READING TEXT:
● ● ● ● ● ● ●

District of Columbia Circuit.

RLI INSURANCE COMPANY, Appellee

v.

ALL STAR TRANSPORTATION, INC., et al., Appellants.

Nos. 09-7027, 09-7112.

 

Argued March 15, 2010.

Decided June 22, 2010.

 

Before GINSBURG, ROGERS, and KAVANAUGH, Circuit Judges.

 

KAVANAUGH, Circuit Judge:

 

The trucking industry consists of three main players: (i) shippers, who typically are manufacturers sending goods to retailers or others; (ii) truckers, who transport the goods; and (iii) brokers, who act as intermediaries between shippers and truckers. When a shipper needs to send goods, it hires a broker. The broker arranges for shipment by finding a trucker to transport the goods. The broker receives money from the shipper and, after taking a cut for itself, pays the trucker.

 

The problem at the root of this case is that the broker sometimes fails to pay the trucker. To protect the trucker, a fourth player is brought in-the surety. Federal regulations require brokers to obtain a surety bond-akin to a guarantee-in the amount of $10,000. Therefore, if a broker does not pay a trucker, the surety does so, at least up to $10,000.

● ● ● ● ● ● ●

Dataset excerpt

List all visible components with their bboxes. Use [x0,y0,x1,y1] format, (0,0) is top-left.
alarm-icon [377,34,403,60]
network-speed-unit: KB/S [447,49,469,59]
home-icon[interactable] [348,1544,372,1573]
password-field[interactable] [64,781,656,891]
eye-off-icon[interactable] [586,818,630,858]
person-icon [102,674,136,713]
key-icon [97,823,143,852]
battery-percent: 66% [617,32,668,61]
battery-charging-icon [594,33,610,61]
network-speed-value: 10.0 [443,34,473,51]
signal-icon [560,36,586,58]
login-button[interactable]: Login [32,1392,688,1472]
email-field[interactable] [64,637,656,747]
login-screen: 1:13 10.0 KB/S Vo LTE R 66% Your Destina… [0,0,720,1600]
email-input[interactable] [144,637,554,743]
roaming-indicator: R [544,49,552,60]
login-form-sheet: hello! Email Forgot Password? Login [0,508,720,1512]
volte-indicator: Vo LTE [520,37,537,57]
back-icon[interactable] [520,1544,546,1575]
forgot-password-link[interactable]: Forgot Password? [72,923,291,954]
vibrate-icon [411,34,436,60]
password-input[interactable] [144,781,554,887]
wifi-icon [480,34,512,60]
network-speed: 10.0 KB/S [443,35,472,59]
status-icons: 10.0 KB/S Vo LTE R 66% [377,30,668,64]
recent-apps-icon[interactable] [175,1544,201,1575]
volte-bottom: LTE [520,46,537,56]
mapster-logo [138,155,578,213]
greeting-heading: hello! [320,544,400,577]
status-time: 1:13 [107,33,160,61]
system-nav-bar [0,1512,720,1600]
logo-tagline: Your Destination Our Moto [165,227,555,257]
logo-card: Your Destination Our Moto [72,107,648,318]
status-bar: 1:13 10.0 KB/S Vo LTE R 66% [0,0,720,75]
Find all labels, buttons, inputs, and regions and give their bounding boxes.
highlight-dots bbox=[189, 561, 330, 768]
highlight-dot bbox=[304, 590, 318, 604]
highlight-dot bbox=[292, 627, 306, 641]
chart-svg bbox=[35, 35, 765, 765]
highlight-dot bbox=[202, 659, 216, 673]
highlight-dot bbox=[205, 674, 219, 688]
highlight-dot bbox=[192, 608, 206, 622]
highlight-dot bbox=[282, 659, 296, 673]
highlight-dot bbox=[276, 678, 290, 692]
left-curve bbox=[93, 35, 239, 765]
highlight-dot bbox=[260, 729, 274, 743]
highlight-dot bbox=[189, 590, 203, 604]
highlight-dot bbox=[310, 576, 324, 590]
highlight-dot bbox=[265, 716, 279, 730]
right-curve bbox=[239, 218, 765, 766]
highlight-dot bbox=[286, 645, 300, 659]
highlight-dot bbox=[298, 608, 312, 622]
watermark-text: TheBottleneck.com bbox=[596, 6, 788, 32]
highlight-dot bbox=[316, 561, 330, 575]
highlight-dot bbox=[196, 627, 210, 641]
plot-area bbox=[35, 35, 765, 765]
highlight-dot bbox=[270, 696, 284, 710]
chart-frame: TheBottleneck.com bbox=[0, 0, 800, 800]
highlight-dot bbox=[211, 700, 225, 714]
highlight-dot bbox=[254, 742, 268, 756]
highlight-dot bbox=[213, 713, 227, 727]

● ● ● ● ● ● ●

JOBS:
1. Write out the court opinion word for word, starting with "The trucking industry" and going on through "pays the trucker.".
2. Rewrite the paragraph of the court opinion that begins "The trucking industry consists" as a short list that keeps its main facts.
Work from the court opinion alone and set the items aside.

THE SOLUTIONS:
1.
The trucking industry consists of three main players: (i) shippers, who typically are manufacturers sending goods to retailers or others; (ii) truckers, who transport the goods; and (iii) brokers, who act as intermediaries between shippers and truckers. When a shipper needs to send goods, it hires a broker. The broker arranges for shipment by finding a trucker to transport the goods. The broker receives money from the shipper and, after taking a cut for itself, pays the trucker.

2.
- The trucking industry has three main players: shippers, truckers, and brokers.
- Shippers are typically manufacturers sending goods to retailers or others.
- Truckers transport the goods.
- Brokers act as intermediaries. A shipper hires a broker, who finds a trucker to carry the goods.
- The broker receives money from the shipper, takes a cut, and pays the trucker.